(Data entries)

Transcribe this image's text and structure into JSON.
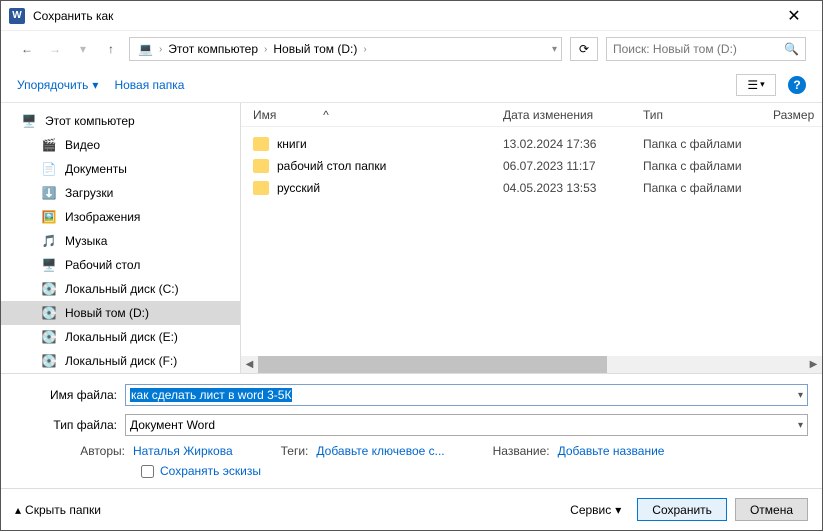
{
  "window": {
    "title": "Сохранить как"
  },
  "breadcrumb": {
    "pc_icon": "💻",
    "parts": [
      "Этот компьютер",
      "Новый том (D:)"
    ],
    "chev": "›",
    "dd": "▾"
  },
  "search": {
    "placeholder": "Поиск: Новый том (D:)",
    "icon": "🔍"
  },
  "toolbar": {
    "organize": "Упорядочить",
    "new_folder": "Новая папка",
    "view_icon": "☰",
    "help": "?"
  },
  "sidebar": [
    {
      "name": "pc",
      "icon": "🖥️",
      "label": "Этот компьютер",
      "child": false
    },
    {
      "name": "videos",
      "icon": "🎬",
      "label": "Видео",
      "child": true
    },
    {
      "name": "documents",
      "icon": "📄",
      "label": "Документы",
      "child": true
    },
    {
      "name": "downloads",
      "icon": "⬇️",
      "label": "Загрузки",
      "child": true
    },
    {
      "name": "pictures",
      "icon": "🖼️",
      "label": "Изображения",
      "child": true
    },
    {
      "name": "music",
      "icon": "🎵",
      "label": "Музыка",
      "child": true
    },
    {
      "name": "desktop",
      "icon": "🖥️",
      "label": "Рабочий стол",
      "child": true
    },
    {
      "name": "drive-c",
      "icon": "💽",
      "label": "Локальный диск (C:)",
      "child": true
    },
    {
      "name": "drive-d",
      "icon": "💽",
      "label": "Новый том (D:)",
      "child": true,
      "selected": true
    },
    {
      "name": "drive-e",
      "icon": "💽",
      "label": "Локальный диск (E:)",
      "child": true
    },
    {
      "name": "drive-f",
      "icon": "💽",
      "label": "Локальный диск (F:)",
      "child": true
    }
  ],
  "cols": {
    "name": "Имя",
    "date": "Дата изменения",
    "type": "Тип",
    "size": "Размер",
    "sort": "^"
  },
  "files": [
    {
      "name": "книги",
      "date": "13.02.2024 17:36",
      "type": "Папка с файлами"
    },
    {
      "name": "рабочий стол папки",
      "date": "06.07.2023 11:17",
      "type": "Папка с файлами"
    },
    {
      "name": "русский",
      "date": "04.05.2023 13:53",
      "type": "Папка с файлами"
    }
  ],
  "form": {
    "filename_label": "Имя файла:",
    "filename_value": "как сделать лист в word 3-5К",
    "filetype_label": "Тип файла:",
    "filetype_value": "Документ Word",
    "authors_label": "Авторы:",
    "authors_value": "Наталья Жиркова",
    "tags_label": "Теги:",
    "tags_value": "Добавьте ключевое с...",
    "title_label": "Название:",
    "title_value": "Добавьте название",
    "save_thumb": "Сохранять эскизы"
  },
  "footer": {
    "hide_folders": "Скрыть папки",
    "tools": "Сервис",
    "save": "Сохранить",
    "cancel": "Отмена"
  }
}
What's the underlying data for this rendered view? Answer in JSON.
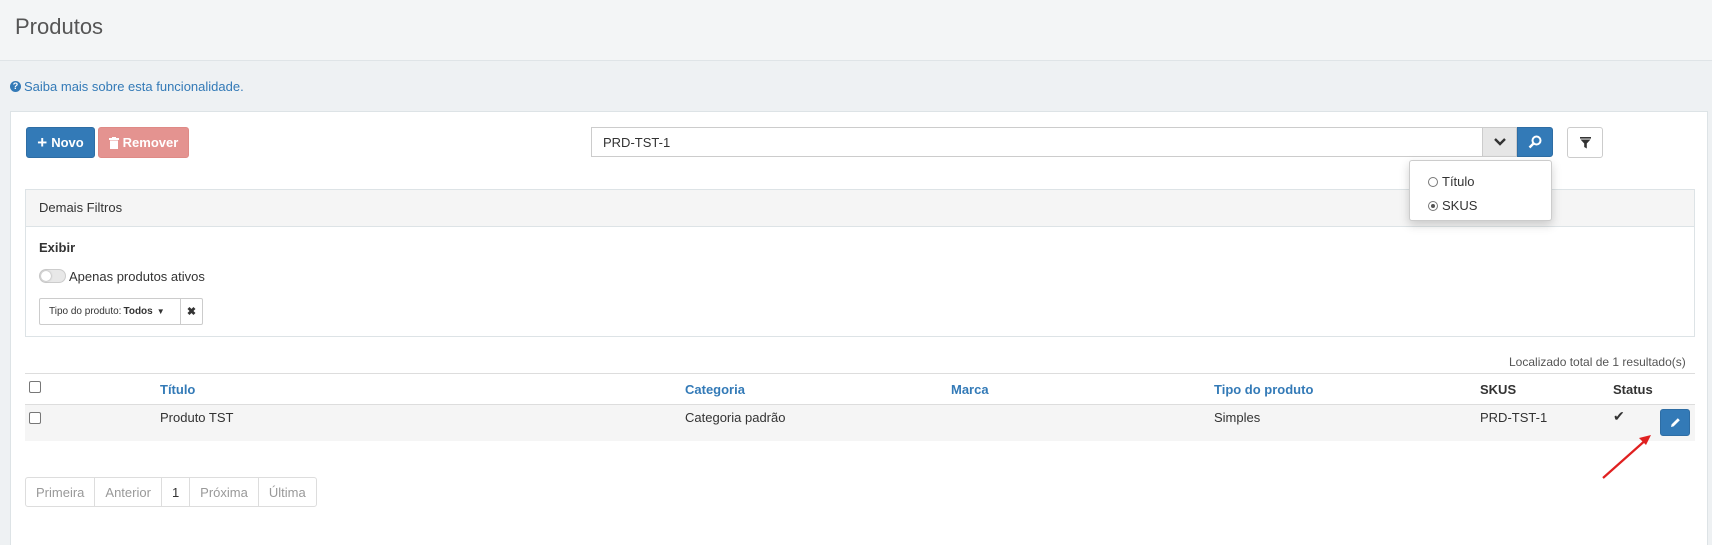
{
  "header": {
    "title": "Produtos"
  },
  "help": {
    "text": "Saiba mais sobre esta funcionalidade."
  },
  "toolbar": {
    "new_label": "Novo",
    "remove_label": "Remover"
  },
  "search": {
    "value": "PRD-TST-1"
  },
  "search_mode_menu": {
    "options": [
      {
        "label": "Título",
        "selected": false
      },
      {
        "label": "SKUS",
        "selected": true
      }
    ]
  },
  "filters": {
    "title": "Demais Filtros",
    "section_label": "Exibir",
    "active_only_label": "Apenas produtos ativos",
    "active_only_enabled": false,
    "product_type_label": "Tipo do produto:",
    "product_type_value": "Todos"
  },
  "results": {
    "count_text": "Localizado total de 1 resultado(s)"
  },
  "table": {
    "columns": [
      "Título",
      "Categoria",
      "Marca",
      "Tipo do produto",
      "SKUS",
      "Status"
    ],
    "rows": [
      {
        "titulo": "Produto TST",
        "categoria": "Categoria padrão",
        "marca": "",
        "tipo": "Simples",
        "skus": "PRD-TST-1",
        "status": "active"
      }
    ]
  },
  "pagination": {
    "first": "Primeira",
    "prev": "Anterior",
    "current": "1",
    "next": "Próxima",
    "last": "Última"
  },
  "colors": {
    "primary": "#337ab7",
    "danger_muted": "#e49390",
    "annotation": "#e02020"
  }
}
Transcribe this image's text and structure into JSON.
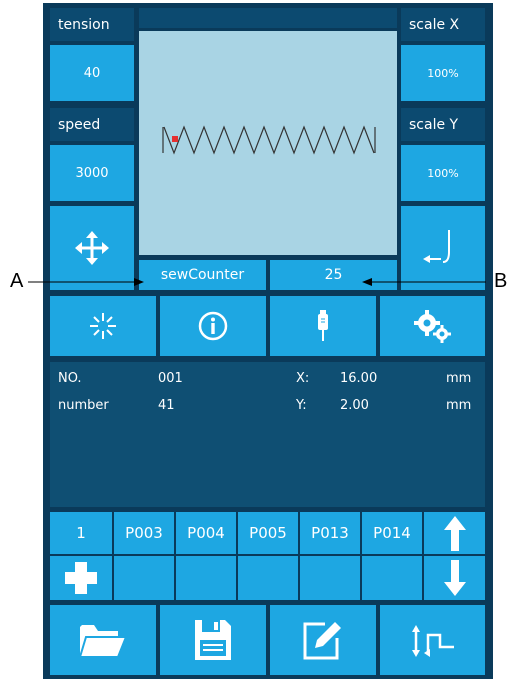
{
  "left_panel": {
    "tension_label": "tension",
    "tension_value": "40",
    "speed_label": "speed",
    "speed_value": "3000"
  },
  "right_panel": {
    "scale_x_label": "scale X",
    "scale_x_value": "100%",
    "scale_y_label": "scale Y",
    "scale_y_value": "100%"
  },
  "counter": {
    "label": "sewCounter",
    "value": "25"
  },
  "callouts": {
    "a": "A",
    "b": "B"
  },
  "info": {
    "no_label": "NO.",
    "no_value": "001",
    "number_label": "number",
    "number_value": "41",
    "x_label": "X:",
    "x_value": "16.00",
    "x_unit": "mm",
    "y_label": "Y:",
    "y_value": "2.00",
    "y_unit": "mm"
  },
  "patterns": {
    "selected": "1",
    "items": [
      "P003",
      "P004",
      "P005",
      "P013",
      "P014"
    ]
  },
  "icons": {
    "move": "move-arrows-icon",
    "needle_return": "needle-return-icon",
    "sparkle": "sparkle-icon",
    "info": "info-icon",
    "thread": "thread-icon",
    "gears": "gears-icon",
    "plus": "plus-icon",
    "up": "arrow-up-icon",
    "down": "arrow-down-icon",
    "folder": "folder-icon",
    "save": "save-icon",
    "edit": "edit-icon",
    "origin": "origin-return-icon"
  },
  "colors": {
    "button": "#1ea7e2",
    "dark_label": "#0c4a70",
    "info_bg": "#0f4f73",
    "preview_bg": "#a9d4e4",
    "stitch_marker": "#e53030"
  }
}
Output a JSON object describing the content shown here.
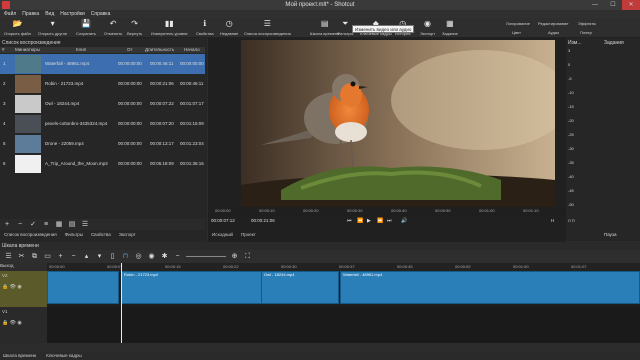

■ BRIEF: How many lines in these entries contain the string "Локальный"? State the number and nothing more.

■ SOLUTION: 3